**GOAL**. Print, exactly as given, each line of the data from the line containing "Read out every word on this page." up to and including its last line.
>> BEGIN DATASET RECORDS
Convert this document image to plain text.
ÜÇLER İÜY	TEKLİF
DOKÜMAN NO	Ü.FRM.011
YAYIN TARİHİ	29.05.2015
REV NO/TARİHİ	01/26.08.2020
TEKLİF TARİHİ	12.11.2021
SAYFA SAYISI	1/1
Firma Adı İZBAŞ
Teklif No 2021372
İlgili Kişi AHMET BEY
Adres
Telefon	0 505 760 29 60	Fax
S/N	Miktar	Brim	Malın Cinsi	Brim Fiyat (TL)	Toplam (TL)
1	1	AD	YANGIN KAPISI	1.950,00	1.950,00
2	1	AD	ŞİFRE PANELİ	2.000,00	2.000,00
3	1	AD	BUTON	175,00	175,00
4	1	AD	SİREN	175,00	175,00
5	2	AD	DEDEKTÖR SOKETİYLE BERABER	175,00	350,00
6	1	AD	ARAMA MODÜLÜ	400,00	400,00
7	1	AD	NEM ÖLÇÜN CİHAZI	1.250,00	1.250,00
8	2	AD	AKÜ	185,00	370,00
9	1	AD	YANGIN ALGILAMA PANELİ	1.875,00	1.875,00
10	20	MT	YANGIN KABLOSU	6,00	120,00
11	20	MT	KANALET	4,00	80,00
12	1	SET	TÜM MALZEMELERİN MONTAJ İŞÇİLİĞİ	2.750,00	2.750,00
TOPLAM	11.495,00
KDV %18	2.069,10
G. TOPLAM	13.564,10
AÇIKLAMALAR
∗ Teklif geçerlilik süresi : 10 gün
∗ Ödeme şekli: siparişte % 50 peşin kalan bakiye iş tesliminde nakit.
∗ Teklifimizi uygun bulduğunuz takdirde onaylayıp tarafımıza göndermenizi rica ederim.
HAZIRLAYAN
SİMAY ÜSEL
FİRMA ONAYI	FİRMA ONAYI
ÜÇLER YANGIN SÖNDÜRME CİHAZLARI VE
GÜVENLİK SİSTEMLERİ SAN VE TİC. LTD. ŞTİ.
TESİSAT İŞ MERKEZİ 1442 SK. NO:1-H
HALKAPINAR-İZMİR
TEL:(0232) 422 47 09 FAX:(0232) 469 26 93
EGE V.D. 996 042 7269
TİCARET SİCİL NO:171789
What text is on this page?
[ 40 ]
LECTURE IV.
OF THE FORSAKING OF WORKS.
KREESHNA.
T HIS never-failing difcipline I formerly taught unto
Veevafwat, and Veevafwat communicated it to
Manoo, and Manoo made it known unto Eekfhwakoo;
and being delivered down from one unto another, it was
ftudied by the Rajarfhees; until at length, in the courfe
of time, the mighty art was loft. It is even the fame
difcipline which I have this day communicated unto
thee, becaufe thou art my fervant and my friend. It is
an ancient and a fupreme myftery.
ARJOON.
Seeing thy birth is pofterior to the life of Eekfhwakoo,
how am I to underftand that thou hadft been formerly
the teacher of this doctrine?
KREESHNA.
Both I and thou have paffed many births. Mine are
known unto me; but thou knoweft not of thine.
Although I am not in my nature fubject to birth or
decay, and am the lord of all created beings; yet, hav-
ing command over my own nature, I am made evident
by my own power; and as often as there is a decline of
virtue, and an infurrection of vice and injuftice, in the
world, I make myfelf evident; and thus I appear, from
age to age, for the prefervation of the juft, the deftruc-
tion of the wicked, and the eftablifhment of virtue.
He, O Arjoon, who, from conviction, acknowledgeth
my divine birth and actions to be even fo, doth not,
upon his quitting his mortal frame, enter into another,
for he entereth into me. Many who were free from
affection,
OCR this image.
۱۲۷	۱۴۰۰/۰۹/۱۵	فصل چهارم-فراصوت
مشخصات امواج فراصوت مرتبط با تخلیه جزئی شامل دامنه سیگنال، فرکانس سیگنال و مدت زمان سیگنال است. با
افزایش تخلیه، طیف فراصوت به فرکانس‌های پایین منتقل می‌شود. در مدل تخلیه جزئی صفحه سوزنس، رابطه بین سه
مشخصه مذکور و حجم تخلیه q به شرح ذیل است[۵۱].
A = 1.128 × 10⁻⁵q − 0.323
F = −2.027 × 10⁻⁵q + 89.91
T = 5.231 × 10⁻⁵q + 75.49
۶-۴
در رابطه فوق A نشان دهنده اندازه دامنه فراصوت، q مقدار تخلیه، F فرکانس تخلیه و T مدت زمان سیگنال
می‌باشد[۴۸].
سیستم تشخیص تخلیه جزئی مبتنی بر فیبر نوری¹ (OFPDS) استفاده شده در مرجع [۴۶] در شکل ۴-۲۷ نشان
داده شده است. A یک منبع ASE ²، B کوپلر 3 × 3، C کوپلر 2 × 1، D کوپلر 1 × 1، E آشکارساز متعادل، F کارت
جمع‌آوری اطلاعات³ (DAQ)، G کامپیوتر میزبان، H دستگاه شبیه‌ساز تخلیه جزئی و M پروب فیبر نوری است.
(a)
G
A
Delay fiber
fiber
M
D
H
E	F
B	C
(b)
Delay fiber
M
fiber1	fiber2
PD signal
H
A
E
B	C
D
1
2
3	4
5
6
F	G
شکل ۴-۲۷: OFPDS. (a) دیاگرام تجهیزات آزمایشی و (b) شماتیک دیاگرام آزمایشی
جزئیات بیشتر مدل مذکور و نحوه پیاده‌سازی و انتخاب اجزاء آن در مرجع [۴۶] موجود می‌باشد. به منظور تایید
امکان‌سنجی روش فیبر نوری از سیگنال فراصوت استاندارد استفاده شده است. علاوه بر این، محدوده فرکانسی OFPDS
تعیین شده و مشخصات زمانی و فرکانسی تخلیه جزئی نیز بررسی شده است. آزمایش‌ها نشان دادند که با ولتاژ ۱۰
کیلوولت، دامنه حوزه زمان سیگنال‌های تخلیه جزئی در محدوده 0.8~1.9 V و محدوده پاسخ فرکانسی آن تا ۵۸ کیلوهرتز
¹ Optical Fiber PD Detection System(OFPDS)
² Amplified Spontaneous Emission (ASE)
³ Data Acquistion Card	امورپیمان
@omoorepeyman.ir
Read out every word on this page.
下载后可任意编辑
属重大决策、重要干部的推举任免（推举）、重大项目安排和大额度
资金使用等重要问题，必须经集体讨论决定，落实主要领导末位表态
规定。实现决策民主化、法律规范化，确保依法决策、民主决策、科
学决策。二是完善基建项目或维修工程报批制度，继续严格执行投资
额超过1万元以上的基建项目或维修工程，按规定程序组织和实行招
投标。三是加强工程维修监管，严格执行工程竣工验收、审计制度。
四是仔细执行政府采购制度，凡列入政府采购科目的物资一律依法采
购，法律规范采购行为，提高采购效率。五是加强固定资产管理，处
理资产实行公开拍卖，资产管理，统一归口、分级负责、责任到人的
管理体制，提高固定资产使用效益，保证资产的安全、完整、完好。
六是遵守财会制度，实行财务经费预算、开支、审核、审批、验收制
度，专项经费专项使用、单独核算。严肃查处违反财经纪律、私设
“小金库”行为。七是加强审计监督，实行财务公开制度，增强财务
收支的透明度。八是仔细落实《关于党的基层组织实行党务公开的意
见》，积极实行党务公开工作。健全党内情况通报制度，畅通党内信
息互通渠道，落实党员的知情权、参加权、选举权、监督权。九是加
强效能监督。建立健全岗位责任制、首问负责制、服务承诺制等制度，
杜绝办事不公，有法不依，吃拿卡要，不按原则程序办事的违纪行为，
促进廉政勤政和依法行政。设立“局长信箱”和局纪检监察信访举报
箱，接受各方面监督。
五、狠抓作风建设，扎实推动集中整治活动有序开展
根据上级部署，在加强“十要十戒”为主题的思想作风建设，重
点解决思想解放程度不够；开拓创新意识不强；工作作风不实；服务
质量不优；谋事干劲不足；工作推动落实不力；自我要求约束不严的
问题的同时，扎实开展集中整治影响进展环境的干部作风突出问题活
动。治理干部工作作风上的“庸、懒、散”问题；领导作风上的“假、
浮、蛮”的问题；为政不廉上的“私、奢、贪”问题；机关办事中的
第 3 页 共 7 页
>> END DATASET RECORDS
**SOLUTION**.
Read out every word on this page.
下载后可任意编辑
属重大决策、重要干部的推举任免（推举）、重大项目安排和大额度
资金使用等重要问题，必须经集体讨论决定，落实主要领导末位表态
规定。实现决策民主化、法律规范化，确保依法决策、民主决策、科
学决策。二是完善基建项目或维修工程报批制度，继续严格执行投资
额超过1万元以上的基建项目或维修工程，按规定程序组织和实行招
投标。三是加强工程维修监管，严格执行工程竣工验收、审计制度。
四是仔细执行政府采购制度，凡列入政府采购科目的物资一律依法采
购，法律规范采购行为，提高采购效率。五是加强固定资产管理，处
理资产实行公开拍卖，资产管理，统一归口、分级负责、责任到人的
管理体制，提高固定资产使用效益，保证资产的安全、完整、完好。
六是遵守财会制度，实行财务经费预算、开支、审核、审批、验收制
度，专项经费专项使用、单独核算。严肃查处违反财经纪律、私设
“小金库”行为。七是加强审计监督，实行财务公开制度，增强财务
收支的透明度。八是仔细落实《关于党的基层组织实行党务公开的意
见》，积极实行党务公开工作。健全党内情况通报制度，畅通党内信
息互通渠道，落实党员的知情权、参加权、选举权、监督权。九是加
强效能监督。建立健全岗位责任制、首问负责制、服务承诺制等制度，
杜绝办事不公，有法不依，吃拿卡要，不按原则程序办事的违纪行为，
促进廉政勤政和依法行政。设立“局长信箱”和局纪检监察信访举报
箱，接受各方面监督。
五、狠抓作风建设，扎实推动集中整治活动有序开展
根据上级部署，在加强“十要十戒”为主题的思想作风建设，重
点解决思想解放程度不够；开拓创新意识不强；工作作风不实；服务
质量不优；谋事干劲不足；工作推动落实不力；自我要求约束不严的
问题的同时，扎实开展集中整治影响进展环境的干部作风突出问题活
动。治理干部工作作风上的“庸、懒、散”问题；领导作风上的“假、
浮、蛮”的问题；为政不廉上的“私、奢、贪”问题；机关办事中的
第 3 页 共 7 页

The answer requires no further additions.